══ EXTRACTED TEXT ══

By Andreas Butler
For Hometown News
There is a young African-American family promoting healthy living in Daytona Beach.
Omar Brown and Camille Holder-Brown plan to open Kale Café at 116 N. Beach St. in October.
The couple has been at numerous community events promoting healthy eating, selling healthy smoothies and fresh fruits and vegetables.
They run Midtown Echo Village Inc., for which they have filed 501(c)3 non-profit status. They plan to run the café through Midtown Echo Village.
"We are going to make this a juice bar/café. It's the same stuff we have been doing for the past two years," Omar Brown said. "We will continue to promote healthy life styles with our juices, smoothies and my wife's cooking classes."
"We advocate healthy lifestyles and environmental sustainability," Camille Holder-Brown said. "We have gone out in the community and taught people how to eat a healthy plant-based diet."
The couple also has worked the community garden at Bonner Elementary (now Childs Academy).
They still need funds to get the café up and running, and are trying to raise $20,000 over a 20-day period. They were able to get the building thanks to a $10,000 loan.
"We got the $10,000 from a teacher at Turie T. (Small, who) wishes to remain anonymous. We are grateful. We still need some help," Mrs. Holder-Brown said.
The main goal is to promote and provide healthy eating options.
"We want to teach people to eat healthy and provide a place where people can come get affordable and quick healthy food," she said. "We hope to do monthly events to show people how to eat healthy rather with workshops, show films and we want to eventually work with schools."

═══

REQUIRED WORK
(1) In the Kale Café article, how would you say this sentence in Spanish: "The main goal is to promote and provide healthy eating options."
(2) Answer these from the Kale Café article:
(a) At what address do the couple plan to open Kale Café?
(b) How much money are they trying to raise, and over what period?
(c) At which school has the couple worked the community garden?

══ RECORDS PROVIDED ══

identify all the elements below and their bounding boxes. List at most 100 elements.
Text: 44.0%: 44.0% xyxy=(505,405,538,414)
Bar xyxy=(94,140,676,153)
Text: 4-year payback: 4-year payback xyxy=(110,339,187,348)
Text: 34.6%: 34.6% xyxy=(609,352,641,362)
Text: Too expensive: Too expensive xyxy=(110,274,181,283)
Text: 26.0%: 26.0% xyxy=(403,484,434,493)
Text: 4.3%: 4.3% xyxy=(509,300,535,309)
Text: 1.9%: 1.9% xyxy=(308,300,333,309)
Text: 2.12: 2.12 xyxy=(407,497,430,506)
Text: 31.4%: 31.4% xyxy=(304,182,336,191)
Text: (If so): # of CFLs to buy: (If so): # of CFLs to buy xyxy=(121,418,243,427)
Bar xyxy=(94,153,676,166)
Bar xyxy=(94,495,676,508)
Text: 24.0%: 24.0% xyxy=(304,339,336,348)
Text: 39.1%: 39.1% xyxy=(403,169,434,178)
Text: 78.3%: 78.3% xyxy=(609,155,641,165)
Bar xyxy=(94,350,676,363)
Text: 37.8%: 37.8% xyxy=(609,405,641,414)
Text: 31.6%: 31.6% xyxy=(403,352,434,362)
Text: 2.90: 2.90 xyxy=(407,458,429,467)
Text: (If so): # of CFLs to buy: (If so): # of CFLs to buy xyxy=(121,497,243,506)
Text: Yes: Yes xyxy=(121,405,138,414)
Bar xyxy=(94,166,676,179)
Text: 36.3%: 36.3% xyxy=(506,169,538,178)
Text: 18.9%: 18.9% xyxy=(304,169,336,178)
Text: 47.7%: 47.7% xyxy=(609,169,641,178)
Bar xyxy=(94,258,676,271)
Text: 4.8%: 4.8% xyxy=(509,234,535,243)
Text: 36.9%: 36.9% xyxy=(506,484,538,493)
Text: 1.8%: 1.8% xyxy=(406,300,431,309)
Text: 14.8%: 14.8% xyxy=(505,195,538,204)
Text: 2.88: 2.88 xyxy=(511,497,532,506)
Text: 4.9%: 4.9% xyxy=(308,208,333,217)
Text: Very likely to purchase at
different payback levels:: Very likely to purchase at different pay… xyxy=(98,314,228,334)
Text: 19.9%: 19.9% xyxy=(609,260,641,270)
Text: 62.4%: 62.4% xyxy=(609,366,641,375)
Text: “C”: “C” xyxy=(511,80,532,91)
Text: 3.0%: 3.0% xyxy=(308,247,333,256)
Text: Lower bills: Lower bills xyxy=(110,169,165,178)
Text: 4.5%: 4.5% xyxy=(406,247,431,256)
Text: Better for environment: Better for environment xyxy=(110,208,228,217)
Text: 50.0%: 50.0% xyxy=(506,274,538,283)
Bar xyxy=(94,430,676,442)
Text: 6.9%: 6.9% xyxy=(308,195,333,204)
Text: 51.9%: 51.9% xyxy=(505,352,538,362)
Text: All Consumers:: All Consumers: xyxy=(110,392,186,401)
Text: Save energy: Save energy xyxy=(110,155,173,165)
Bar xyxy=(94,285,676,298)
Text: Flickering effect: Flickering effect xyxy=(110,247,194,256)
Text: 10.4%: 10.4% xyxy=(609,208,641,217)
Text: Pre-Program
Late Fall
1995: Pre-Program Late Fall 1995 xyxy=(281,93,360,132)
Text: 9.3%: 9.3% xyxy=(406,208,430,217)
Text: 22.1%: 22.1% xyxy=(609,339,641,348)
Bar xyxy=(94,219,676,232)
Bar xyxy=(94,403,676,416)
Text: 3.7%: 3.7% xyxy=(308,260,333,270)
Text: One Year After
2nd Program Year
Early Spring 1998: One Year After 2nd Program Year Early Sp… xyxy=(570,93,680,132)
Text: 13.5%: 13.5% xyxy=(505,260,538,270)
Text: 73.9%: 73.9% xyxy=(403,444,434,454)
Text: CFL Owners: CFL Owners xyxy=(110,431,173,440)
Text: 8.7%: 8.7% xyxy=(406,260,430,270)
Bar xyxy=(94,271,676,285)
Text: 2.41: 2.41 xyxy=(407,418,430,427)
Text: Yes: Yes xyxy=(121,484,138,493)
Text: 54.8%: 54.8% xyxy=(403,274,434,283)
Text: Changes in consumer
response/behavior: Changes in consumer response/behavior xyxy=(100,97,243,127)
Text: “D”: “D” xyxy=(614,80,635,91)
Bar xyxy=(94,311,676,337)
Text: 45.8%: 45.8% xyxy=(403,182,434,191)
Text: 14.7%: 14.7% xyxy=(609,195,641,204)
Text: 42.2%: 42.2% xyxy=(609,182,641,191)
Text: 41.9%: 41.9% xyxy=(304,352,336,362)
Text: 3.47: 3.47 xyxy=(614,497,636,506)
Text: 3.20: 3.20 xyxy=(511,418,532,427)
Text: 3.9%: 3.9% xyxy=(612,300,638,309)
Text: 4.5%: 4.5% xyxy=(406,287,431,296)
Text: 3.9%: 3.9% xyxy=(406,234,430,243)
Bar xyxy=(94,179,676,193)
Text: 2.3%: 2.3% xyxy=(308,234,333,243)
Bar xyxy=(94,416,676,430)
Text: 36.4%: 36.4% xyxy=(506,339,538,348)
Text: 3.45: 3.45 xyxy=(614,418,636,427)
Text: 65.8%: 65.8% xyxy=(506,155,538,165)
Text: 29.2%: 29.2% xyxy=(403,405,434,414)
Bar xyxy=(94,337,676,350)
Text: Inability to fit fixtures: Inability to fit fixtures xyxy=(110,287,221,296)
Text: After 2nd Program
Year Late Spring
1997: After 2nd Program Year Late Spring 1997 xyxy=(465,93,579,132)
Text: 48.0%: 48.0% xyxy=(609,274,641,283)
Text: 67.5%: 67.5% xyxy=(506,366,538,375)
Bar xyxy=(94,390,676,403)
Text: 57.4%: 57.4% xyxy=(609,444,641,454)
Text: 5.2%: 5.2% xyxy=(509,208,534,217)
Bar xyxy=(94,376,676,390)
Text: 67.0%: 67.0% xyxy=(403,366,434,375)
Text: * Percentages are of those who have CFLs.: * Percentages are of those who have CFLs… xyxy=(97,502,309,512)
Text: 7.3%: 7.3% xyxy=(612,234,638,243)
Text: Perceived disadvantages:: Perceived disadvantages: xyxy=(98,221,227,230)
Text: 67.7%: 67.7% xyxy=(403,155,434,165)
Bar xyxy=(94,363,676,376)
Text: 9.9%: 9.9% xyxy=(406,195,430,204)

═══

ANSWER SET
(1) El objetivo principal es promover y ofrecer opciones de alimentación saludable.

(2)
(a) 116 N. Beach St. in Daytona Beach
(b) $20,000 over a 20-day period
(c) Bonner Elementary, now Childs Academy